* Exercise details
Report how many lines hold the word "Positivos"; answer with the number alone.
━━ Dataset excerpts ━━
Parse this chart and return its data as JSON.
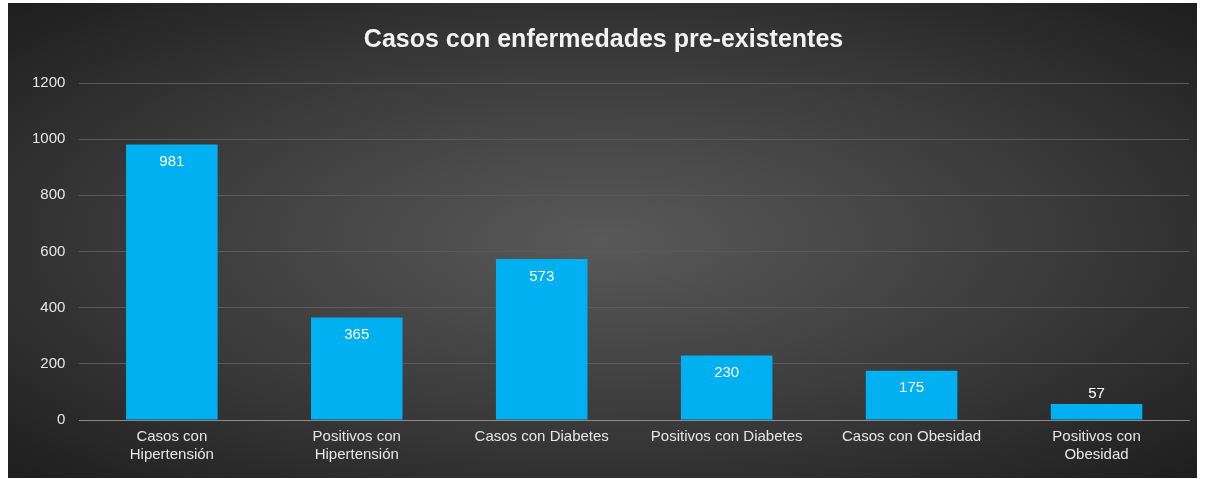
{
  "chart_data": {
    "type": "bar",
    "title": "Casos con enfermedades pre-existentes",
    "categories": [
      "Casos con\nHipertensión",
      "Positivos con\nHipertensión",
      "Casos con Diabetes",
      "Positivos con Diabetes",
      "Casos con Obesidad",
      "Positivos con\nObesidad"
    ],
    "values": [
      981,
      365,
      573,
      230,
      175,
      57
    ],
    "color": "#00b0f0",
    "ylim": [
      0,
      1200
    ],
    "yticks": [
      0,
      200,
      400,
      600,
      800,
      1000,
      1200
    ],
    "grid": "y",
    "legend": false,
    "data_labels": true
  }
}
━━━
* Correct response
3